Aim of the task –
Will you give the material below again, every line exactly as it is?

─── Task input ───

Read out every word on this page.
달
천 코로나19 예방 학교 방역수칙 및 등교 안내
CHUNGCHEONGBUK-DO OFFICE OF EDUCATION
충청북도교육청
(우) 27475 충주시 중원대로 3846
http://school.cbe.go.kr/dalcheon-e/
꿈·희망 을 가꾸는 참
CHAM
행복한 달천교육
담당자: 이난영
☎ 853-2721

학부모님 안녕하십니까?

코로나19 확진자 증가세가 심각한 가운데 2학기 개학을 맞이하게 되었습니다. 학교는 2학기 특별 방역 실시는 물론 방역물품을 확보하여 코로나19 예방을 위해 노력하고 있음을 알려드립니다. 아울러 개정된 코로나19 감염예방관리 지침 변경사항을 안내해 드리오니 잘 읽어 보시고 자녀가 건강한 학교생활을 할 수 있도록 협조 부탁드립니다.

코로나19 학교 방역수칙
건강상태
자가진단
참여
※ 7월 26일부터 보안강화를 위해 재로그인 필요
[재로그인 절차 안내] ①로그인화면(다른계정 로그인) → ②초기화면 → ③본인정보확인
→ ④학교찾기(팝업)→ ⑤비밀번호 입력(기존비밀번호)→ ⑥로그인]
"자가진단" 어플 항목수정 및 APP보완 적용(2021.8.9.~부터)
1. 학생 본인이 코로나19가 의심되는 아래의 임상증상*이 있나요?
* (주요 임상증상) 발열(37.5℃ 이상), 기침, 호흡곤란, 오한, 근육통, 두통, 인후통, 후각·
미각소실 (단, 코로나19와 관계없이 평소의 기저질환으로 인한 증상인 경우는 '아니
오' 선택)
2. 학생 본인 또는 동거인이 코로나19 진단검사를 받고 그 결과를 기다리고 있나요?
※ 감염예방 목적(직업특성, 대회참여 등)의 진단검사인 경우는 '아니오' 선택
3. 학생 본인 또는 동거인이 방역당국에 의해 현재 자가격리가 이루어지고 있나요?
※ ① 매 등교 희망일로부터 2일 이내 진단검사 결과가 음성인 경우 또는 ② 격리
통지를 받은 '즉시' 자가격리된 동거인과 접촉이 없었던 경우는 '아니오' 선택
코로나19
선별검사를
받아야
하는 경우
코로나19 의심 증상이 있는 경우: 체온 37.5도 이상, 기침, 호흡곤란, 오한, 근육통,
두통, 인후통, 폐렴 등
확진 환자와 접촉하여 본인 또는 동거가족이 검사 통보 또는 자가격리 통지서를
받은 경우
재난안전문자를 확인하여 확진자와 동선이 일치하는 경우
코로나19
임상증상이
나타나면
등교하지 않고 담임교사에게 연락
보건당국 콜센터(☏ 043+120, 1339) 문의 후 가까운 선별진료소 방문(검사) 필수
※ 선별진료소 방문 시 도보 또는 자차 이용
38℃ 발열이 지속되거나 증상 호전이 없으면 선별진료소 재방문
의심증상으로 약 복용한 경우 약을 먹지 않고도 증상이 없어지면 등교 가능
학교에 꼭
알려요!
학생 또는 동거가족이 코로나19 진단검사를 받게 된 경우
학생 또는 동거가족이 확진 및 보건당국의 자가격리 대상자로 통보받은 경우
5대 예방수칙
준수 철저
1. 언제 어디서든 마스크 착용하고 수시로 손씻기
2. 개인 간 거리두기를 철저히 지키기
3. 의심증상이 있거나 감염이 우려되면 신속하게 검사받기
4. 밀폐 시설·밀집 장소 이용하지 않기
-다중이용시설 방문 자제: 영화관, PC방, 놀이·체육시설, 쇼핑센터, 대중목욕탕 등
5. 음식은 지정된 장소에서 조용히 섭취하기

───

Exercise result –
Read out every word on this page.
달
천 코로나19 예방 학교 방역수칙 및 등교 안내
CHUNGCHEONGBUK-DO OFFICE OF EDUCATION
충청북도교육청
(우) 27475 충주시 중원대로 3846
http://school.cbe.go.kr/dalcheon-e/
꿈·희망 을 가꾸는 참
CHAM
행복한 달천교육
담당자: 이난영
☎ 853-2721

학부모님 안녕하십니까?

코로나19 확진자 증가세가 심각한 가운데 2학기 개학을 맞이하게 되었습니다. 학교는 2학기 특별 방역 실시는 물론 방역물품을 확보하여 코로나19 예방을 위해 노력하고 있음을 알려드립니다. 아울러 개정된 코로나19 감염예방관리 지침 변경사항을 안내해 드리오니 잘 읽어 보시고 자녀가 건강한 학교생활을 할 수 있도록 협조 부탁드립니다.

코로나19 학교 방역수칙
건강상태
자가진단
참여
※ 7월 26일부터 보안강화를 위해 재로그인 필요
[재로그인 절차 안내] ①로그인화면(다른계정 로그인) → ②초기화면 → ③본인정보확인
→ ④학교찾기(팝업)→ ⑤비밀번호 입력(기존비밀번호)→ ⑥로그인]
"자가진단" 어플 항목수정 및 APP보완 적용(2021.8.9.~부터)
1. 학생 본인이 코로나19가 의심되는 아래의 임상증상*이 있나요?
* (주요 임상증상) 발열(37.5℃ 이상), 기침, 호흡곤란, 오한, 근육통, 두통, 인후통, 후각·
미각소실 (단, 코로나19와 관계없이 평소의 기저질환으로 인한 증상인 경우는 '아니
오' 선택)
2. 학생 본인 또는 동거인이 코로나19 진단검사를 받고 그 결과를 기다리고 있나요?
※ 감염예방 목적(직업특성, 대회참여 등)의 진단검사인 경우는 '아니오' 선택
3. 학생 본인 또는 동거인이 방역당국에 의해 현재 자가격리가 이루어지고 있나요?
※ ① 매 등교 희망일로부터 2일 이내 진단검사 결과가 음성인 경우 또는 ② 격리
통지를 받은 '즉시' 자가격리된 동거인과 접촉이 없었던 경우는 '아니오' 선택
코로나19
선별검사를
받아야
하는 경우
코로나19 의심 증상이 있는 경우: 체온 37.5도 이상, 기침, 호흡곤란, 오한, 근육통,
두통, 인후통, 폐렴 등
확진 환자와 접촉하여 본인 또는 동거가족이 검사 통보 또는 자가격리 통지서를
받은 경우
재난안전문자를 확인하여 확진자와 동선이 일치하는 경우
코로나19
임상증상이
나타나면
등교하지 않고 담임교사에게 연락
보건당국 콜센터(☏ 043+120, 1339) 문의 후 가까운 선별진료소 방문(검사) 필수
※ 선별진료소 방문 시 도보 또는 자차 이용
38℃ 발열이 지속되거나 증상 호전이 없으면 선별진료소 재방문
의심증상으로 약 복용한 경우 약을 먹지 않고도 증상이 없어지면 등교 가능
학교에 꼭
알려요!
학생 또는 동거가족이 코로나19 진단검사를 받게 된 경우
학생 또는 동거가족이 확진 및 보건당국의 자가격리 대상자로 통보받은 경우
5대 예방수칙
준수 철저
1. 언제 어디서든 마스크 착용하고 수시로 손씻기
2. 개인 간 거리두기를 철저히 지키기
3. 의심증상이 있거나 감염이 우려되면 신속하게 검사받기
4. 밀폐 시설·밀집 장소 이용하지 않기
-다중이용시설 방문 자제: 영화관, PC방, 놀이·체육시설, 쇼핑센터, 대중목욕탕 등
5. 음식은 지정된 장소에서 조용히 섭취하기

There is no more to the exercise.